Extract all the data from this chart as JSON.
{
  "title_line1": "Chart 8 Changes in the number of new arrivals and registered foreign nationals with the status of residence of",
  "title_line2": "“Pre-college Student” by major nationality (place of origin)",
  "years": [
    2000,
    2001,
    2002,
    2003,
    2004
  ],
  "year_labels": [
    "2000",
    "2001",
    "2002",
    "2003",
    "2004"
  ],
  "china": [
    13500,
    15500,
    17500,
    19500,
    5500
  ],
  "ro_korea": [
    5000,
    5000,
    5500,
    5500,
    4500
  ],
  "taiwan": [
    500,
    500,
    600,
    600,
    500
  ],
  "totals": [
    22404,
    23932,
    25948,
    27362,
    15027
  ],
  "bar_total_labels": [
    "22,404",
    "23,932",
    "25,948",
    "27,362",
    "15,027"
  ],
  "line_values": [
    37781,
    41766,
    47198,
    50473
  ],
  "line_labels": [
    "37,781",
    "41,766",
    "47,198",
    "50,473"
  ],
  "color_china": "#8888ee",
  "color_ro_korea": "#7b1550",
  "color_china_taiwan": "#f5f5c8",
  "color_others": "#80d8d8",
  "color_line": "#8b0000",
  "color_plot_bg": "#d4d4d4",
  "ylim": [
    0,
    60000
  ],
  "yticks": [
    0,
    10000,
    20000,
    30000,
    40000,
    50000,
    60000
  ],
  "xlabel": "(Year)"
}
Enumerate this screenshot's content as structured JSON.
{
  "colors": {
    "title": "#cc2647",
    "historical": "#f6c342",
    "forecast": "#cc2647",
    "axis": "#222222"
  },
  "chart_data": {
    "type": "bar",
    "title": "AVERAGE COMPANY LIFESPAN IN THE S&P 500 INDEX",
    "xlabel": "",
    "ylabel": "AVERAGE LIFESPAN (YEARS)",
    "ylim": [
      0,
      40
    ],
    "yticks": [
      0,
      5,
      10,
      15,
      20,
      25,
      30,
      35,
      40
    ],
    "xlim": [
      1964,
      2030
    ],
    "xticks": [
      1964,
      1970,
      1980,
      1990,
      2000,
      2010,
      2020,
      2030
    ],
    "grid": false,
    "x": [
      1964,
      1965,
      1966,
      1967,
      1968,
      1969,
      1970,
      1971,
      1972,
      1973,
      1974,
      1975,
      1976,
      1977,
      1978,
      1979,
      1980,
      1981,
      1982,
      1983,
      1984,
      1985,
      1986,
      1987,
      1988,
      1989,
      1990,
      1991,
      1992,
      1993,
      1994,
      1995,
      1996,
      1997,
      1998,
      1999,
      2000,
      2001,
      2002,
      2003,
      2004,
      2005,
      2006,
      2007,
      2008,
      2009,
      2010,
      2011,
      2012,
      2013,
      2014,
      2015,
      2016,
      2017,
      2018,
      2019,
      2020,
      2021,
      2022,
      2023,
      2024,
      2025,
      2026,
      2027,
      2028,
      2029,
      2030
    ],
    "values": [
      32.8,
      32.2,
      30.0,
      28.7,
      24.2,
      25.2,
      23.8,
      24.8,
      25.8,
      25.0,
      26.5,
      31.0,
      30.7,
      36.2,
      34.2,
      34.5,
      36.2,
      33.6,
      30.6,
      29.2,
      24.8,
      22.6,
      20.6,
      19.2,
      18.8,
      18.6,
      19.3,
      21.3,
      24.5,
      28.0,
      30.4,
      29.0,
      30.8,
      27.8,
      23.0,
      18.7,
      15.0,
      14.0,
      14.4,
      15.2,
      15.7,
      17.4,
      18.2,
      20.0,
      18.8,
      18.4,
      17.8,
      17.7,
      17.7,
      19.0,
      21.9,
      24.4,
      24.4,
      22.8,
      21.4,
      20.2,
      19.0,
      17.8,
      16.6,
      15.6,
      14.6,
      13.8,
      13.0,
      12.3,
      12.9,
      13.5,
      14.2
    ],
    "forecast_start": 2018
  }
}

# [REQUIRED WORK]
Determine the number of lines in the listing that hold the word "JSON", and supply that number and nothing further.

# [EXERCISE OUTPUT]
2